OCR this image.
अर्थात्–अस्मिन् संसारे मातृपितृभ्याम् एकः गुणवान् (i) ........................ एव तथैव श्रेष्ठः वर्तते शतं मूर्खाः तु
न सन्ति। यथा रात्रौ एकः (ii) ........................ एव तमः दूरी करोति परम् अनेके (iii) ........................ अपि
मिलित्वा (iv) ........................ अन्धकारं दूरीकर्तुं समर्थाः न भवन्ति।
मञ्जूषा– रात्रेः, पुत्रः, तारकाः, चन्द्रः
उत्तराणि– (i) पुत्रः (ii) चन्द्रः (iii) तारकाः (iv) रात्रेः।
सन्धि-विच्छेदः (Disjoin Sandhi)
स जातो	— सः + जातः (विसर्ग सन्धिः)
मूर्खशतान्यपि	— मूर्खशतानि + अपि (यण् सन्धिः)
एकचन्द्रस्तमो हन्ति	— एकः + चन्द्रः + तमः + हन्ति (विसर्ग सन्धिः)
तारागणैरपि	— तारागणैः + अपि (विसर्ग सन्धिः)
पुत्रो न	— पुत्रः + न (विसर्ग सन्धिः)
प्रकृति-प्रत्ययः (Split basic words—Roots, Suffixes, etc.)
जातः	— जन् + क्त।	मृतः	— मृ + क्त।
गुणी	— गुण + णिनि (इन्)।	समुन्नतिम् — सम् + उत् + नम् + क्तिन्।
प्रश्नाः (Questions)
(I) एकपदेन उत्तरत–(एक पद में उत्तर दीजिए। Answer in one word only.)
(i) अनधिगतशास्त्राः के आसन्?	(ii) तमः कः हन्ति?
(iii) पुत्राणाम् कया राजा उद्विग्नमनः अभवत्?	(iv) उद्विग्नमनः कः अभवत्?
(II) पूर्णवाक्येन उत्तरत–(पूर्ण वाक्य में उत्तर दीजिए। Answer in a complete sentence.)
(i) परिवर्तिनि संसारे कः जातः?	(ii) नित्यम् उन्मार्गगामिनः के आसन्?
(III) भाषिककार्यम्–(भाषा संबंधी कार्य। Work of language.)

__________________________________________________

Retype the records in full. Keep every line identical to the original.

=== Right answer ===
OCR this image.
अर्थात्–अस्मिन् संसारे मातृपितृभ्याम् एकः गुणवान् (i) ........................ एव तथैव श्रेष्ठः वर्तते शतं मूर्खाः तु
न सन्ति। यथा रात्रौ एकः (ii) ........................ एव तमः दूरी करोति परम् अनेके (iii) ........................ अपि
मिलित्वा (iv) ........................ अन्धकारं दूरीकर्तुं समर्थाः न भवन्ति।
मञ्जूषा– रात्रेः, पुत्रः, तारकाः, चन्द्रः
उत्तराणि– (i) पुत्रः (ii) चन्द्रः (iii) तारकाः (iv) रात्रेः।
सन्धि-विच्छेदः (Disjoin Sandhi)
स जातो	— सः + जातः (विसर्ग सन्धिः)
मूर्खशतान्यपि	— मूर्खशतानि + अपि (यण् सन्धिः)
एकचन्द्रस्तमो हन्ति	— एकः + चन्द्रः + तमः + हन्ति (विसर्ग सन्धिः)
तारागणैरपि	— तारागणैः + अपि (विसर्ग सन्धिः)
पुत्रो न	— पुत्रः + न (विसर्ग सन्धिः)
प्रकृति-प्रत्ययः (Split basic words—Roots, Suffixes, etc.)
जातः	— जन् + क्त।	मृतः	— मृ + क्त।
गुणी	— गुण + णिनि (इन्)।	समुन्नतिम् — सम् + उत् + नम् + क्तिन्।
प्रश्नाः (Questions)
(I) एकपदेन उत्तरत–(एक पद में उत्तर दीजिए। Answer in one word only.)
(i) अनधिगतशास्त्राः के आसन्?	(ii) तमः कः हन्ति?
(iii) पुत्राणाम् कया राजा उद्विग्नमनः अभवत्?	(iv) उद्विग्नमनः कः अभवत्?
(II) पूर्णवाक्येन उत्तरत–(पूर्ण वाक्य में उत्तर दीजिए। Answer in a complete sentence.)
(i) परिवर्तिनि संसारे कः जातः?	(ii) नित्यम् उन्मार्गगामिनः के आसन्?
(III) भाषिककार्यम्–(भाषा संबंधी कार्य। Work of language.)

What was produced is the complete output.